*Task statement*
Determine how many lines carry the word "výroba". Output that number only.

[Collected data]
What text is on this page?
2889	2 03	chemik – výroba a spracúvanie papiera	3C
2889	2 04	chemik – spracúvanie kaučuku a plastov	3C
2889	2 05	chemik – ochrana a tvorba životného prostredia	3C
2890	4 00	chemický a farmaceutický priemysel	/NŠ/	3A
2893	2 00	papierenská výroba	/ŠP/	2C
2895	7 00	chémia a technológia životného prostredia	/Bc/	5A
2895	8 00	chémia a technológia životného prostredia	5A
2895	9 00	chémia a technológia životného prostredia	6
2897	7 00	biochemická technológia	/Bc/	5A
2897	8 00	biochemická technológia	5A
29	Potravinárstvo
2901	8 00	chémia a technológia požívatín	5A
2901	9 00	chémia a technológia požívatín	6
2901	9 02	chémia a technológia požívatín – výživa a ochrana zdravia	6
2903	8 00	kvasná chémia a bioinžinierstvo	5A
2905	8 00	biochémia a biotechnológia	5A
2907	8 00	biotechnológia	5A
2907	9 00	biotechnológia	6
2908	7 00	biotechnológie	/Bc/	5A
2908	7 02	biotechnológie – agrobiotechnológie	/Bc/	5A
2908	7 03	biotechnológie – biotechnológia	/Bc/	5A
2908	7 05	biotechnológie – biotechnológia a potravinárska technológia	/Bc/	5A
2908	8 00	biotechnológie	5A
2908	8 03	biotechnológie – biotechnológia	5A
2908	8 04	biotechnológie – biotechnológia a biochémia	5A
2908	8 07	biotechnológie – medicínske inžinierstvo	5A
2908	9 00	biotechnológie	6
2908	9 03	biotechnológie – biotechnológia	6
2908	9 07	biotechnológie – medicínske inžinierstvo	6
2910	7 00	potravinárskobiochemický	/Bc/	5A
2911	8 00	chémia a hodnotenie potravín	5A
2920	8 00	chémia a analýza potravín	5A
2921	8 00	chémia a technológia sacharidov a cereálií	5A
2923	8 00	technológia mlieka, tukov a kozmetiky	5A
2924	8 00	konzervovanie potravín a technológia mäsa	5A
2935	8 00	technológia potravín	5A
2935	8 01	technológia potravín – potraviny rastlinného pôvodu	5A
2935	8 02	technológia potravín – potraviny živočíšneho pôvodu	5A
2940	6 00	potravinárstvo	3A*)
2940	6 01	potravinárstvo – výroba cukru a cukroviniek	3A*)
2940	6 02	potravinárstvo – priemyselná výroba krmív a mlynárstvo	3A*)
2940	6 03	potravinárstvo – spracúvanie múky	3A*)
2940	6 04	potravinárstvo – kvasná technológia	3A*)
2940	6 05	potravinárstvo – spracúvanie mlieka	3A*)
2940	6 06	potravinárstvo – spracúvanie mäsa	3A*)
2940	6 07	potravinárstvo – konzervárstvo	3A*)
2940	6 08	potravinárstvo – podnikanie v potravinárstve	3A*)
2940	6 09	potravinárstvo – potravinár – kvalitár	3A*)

*Output for this exercise*
4